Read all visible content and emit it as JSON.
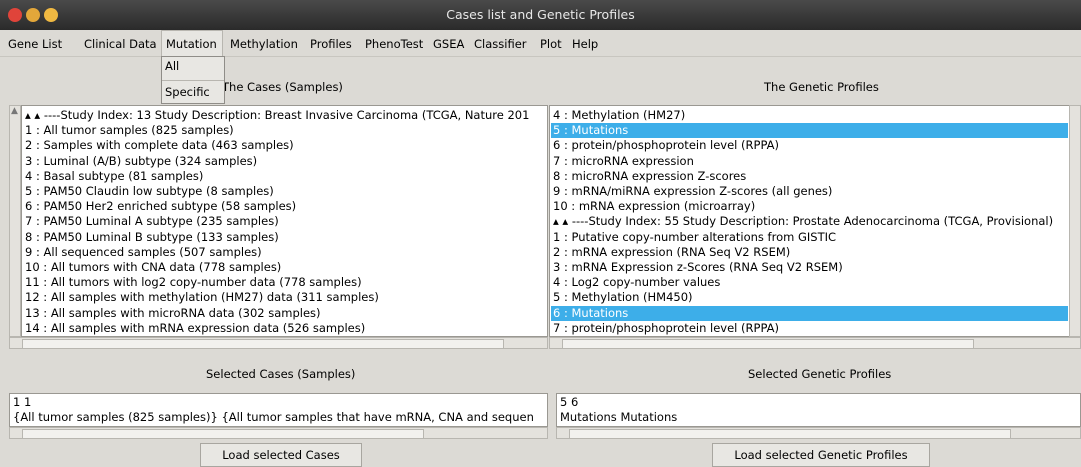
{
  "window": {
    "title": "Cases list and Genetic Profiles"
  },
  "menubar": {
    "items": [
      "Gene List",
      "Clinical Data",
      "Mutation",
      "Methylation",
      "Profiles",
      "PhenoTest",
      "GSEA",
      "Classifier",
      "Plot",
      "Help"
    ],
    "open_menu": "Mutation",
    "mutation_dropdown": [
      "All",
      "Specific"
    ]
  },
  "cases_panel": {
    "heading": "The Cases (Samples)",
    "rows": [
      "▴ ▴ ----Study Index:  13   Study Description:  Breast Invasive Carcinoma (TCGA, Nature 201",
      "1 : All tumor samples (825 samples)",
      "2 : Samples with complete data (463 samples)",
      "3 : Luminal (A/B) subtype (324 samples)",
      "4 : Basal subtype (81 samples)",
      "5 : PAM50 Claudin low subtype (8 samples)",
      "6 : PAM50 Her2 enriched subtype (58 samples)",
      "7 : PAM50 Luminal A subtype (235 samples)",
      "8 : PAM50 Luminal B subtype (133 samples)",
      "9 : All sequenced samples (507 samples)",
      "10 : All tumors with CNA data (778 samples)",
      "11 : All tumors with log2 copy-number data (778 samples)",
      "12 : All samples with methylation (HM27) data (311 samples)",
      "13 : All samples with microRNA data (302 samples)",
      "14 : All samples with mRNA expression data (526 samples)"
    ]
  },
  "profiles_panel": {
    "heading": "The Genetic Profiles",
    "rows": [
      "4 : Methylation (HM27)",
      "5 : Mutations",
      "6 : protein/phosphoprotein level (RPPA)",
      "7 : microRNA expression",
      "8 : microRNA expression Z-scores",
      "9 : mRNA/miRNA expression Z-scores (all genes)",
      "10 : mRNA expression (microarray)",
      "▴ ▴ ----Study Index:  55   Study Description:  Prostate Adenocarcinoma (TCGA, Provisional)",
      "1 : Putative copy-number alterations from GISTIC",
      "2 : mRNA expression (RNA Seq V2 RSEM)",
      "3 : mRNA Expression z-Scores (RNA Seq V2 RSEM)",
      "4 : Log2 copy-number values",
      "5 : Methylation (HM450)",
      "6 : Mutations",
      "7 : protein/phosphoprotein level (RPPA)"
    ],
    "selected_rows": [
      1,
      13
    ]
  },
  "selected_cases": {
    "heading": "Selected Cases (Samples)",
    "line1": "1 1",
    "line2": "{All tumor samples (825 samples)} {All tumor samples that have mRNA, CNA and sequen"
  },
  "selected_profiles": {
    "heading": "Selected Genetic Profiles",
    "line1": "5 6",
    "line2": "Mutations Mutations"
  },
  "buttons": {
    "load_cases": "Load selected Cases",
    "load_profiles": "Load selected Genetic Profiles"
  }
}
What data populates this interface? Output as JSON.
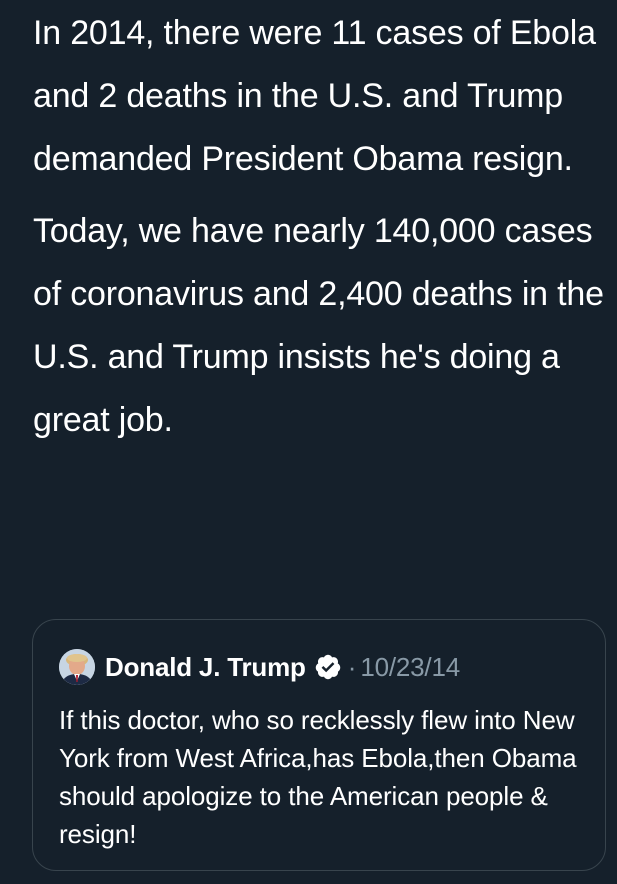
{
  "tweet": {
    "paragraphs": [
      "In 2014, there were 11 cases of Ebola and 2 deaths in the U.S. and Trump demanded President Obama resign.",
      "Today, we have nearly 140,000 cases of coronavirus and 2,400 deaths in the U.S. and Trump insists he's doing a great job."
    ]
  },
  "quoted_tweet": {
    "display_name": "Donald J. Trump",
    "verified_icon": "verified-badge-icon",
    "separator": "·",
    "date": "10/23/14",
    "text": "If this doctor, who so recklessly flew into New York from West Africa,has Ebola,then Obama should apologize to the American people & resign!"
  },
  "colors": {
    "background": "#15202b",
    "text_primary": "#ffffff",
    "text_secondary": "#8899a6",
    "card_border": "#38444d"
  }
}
________________
WHAT IS REQUIRED >>
Each line holding "Trump" should be copied from the material above.

SOLUTION TO THE EXERCISE >>
      "In 2014, there were 11 cases of Ebola and 2 deaths in the U.S. and Trump demanded President Obama resign.",
      "Today, we have nearly 140,000 cases of coronavirus and 2,400 deaths in the U.S. and Trump insists he's doing a great job."
    "display_name": "Donald J. Trump",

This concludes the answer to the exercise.